What is required:
Below are records to transcribe exactly, without their pictures.

Data provided:
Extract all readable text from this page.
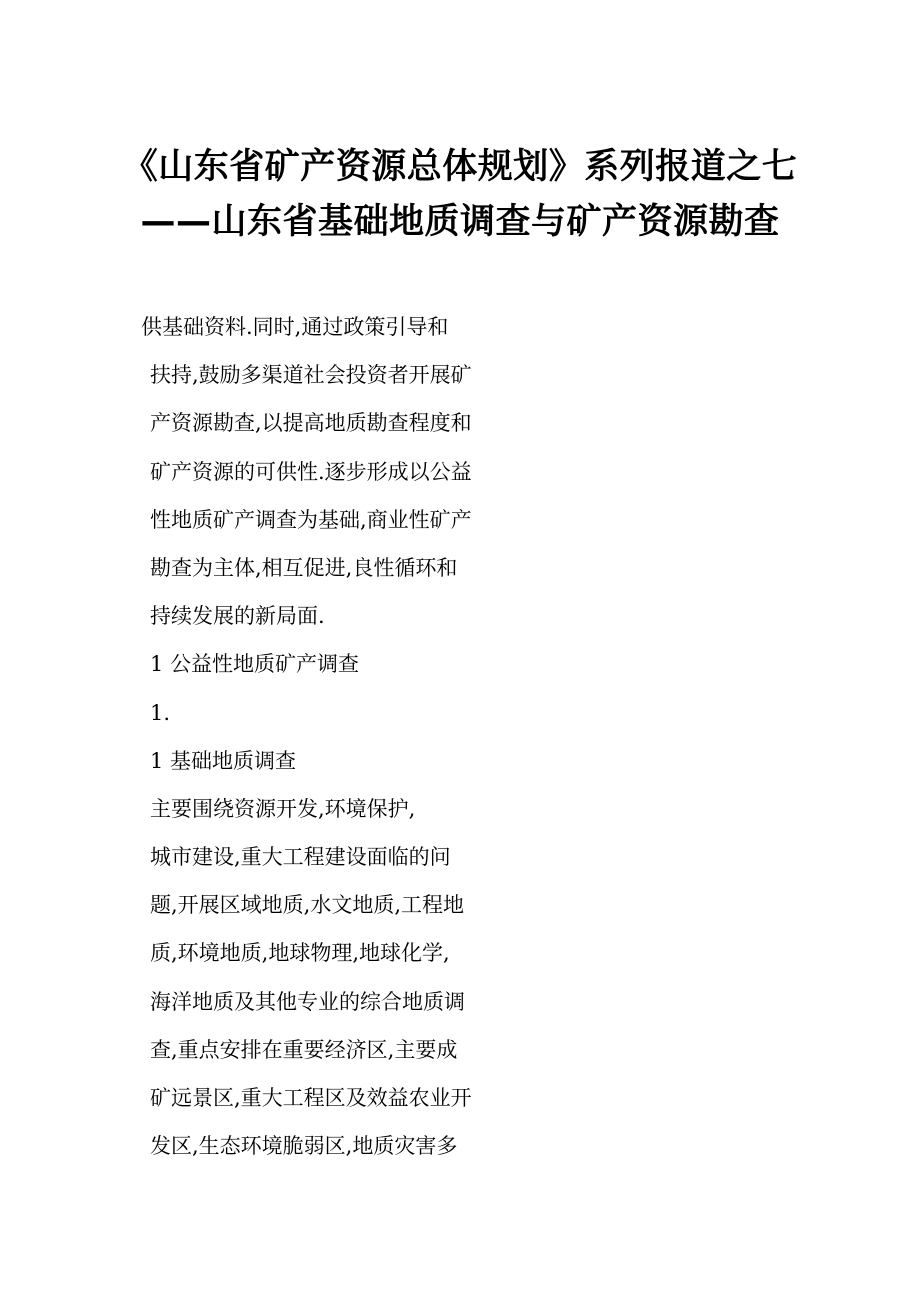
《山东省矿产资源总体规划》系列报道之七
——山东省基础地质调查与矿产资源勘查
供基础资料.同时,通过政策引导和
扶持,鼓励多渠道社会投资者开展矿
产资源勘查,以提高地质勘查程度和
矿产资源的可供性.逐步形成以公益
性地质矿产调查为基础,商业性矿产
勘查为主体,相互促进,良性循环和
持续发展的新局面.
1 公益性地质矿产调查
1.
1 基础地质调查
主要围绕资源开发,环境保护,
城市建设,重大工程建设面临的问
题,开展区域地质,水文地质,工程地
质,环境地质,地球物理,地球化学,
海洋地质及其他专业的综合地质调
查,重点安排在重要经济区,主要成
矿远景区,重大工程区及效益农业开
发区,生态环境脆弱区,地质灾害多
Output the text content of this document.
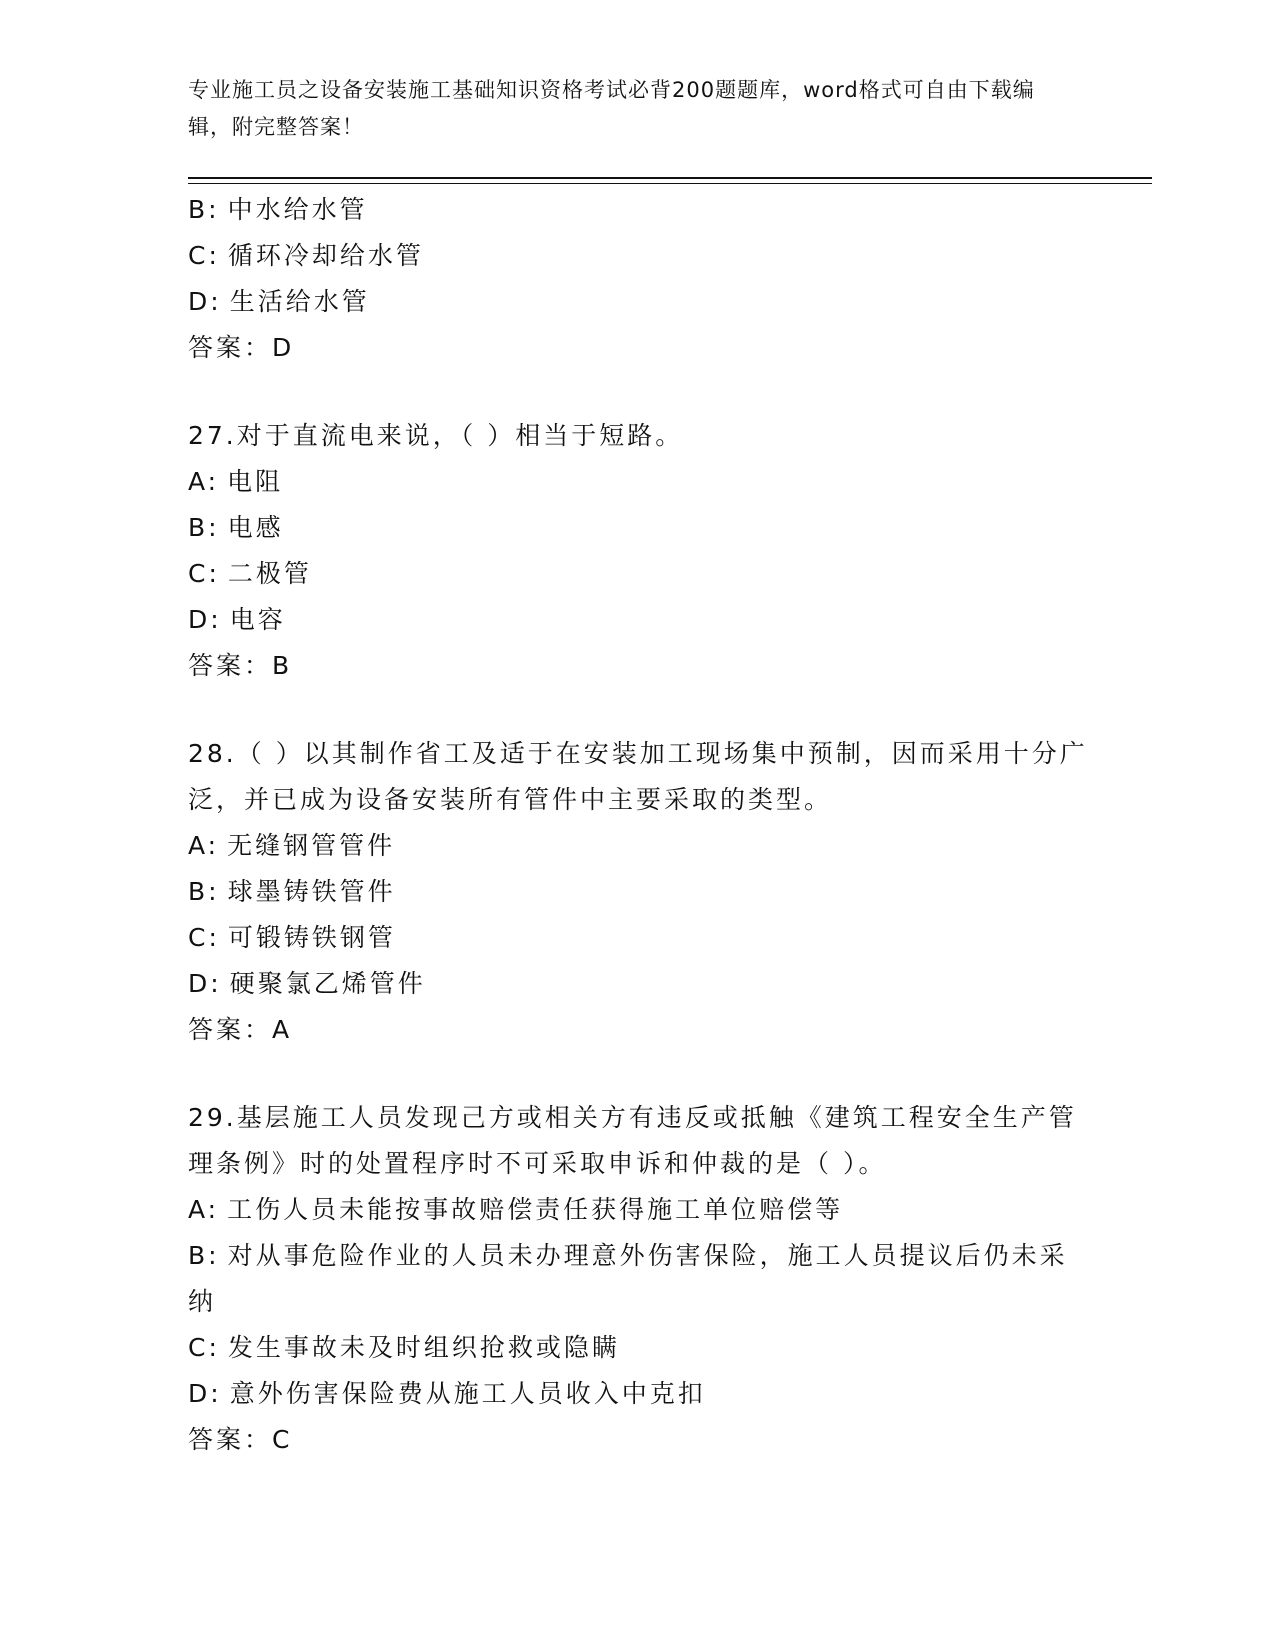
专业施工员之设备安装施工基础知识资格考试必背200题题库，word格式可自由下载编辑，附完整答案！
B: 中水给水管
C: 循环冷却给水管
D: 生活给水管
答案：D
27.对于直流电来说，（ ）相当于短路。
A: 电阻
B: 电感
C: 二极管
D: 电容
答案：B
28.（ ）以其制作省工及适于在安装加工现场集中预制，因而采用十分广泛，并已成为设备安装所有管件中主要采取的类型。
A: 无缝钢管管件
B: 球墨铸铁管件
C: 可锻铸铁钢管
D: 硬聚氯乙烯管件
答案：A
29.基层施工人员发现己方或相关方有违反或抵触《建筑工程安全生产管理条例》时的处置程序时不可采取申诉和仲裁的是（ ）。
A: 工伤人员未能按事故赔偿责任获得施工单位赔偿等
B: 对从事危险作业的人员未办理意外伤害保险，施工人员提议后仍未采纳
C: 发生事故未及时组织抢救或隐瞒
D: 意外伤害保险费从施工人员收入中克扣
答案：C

Complete output:
Extract all readable text from this page.
《山东省矿产资源总体规划》系列报道之七
——山东省基础地质调查与矿产资源勘查
供基础资料.同时,通过政策引导和
扶持,鼓励多渠道社会投资者开展矿
产资源勘查,以提高地质勘查程度和
矿产资源的可供性.逐步形成以公益
性地质矿产调查为基础,商业性矿产
勘查为主体,相互促进,良性循环和
持续发展的新局面.
1 公益性地质矿产调查
1.
1 基础地质调查
主要围绕资源开发,环境保护,
城市建设,重大工程建设面临的问
题,开展区域地质,水文地质,工程地
质,环境地质,地球物理,地球化学,
海洋地质及其他专业的综合地质调
查,重点安排在重要经济区,主要成
矿远景区,重大工程区及效益农业开
发区,生态环境脆弱区,地质灾害多
Output the text content of this document.
专业施工员之设备安装施工基础知识资格考试必背200题题库，word格式可自由下载编辑，附完整答案！
B: 中水给水管
C: 循环冷却给水管
D: 生活给水管
答案：D
27.对于直流电来说，（ ）相当于短路。
A: 电阻
B: 电感
C: 二极管
D: 电容
答案：B
28.（ ）以其制作省工及适于在安装加工现场集中预制，因而采用十分广泛，并已成为设备安装所有管件中主要采取的类型。
A: 无缝钢管管件
B: 球墨铸铁管件
C: 可锻铸铁钢管
D: 硬聚氯乙烯管件
答案：A
29.基层施工人员发现己方或相关方有违反或抵触《建筑工程安全生产管理条例》时的处置程序时不可采取申诉和仲裁的是（ ）。
A: 工伤人员未能按事故赔偿责任获得施工单位赔偿等
B: 对从事危险作业的人员未办理意外伤害保险，施工人员提议后仍未采纳
C: 发生事故未及时组织抢救或隐瞒
D: 意外伤害保险费从施工人员收入中克扣
答案：C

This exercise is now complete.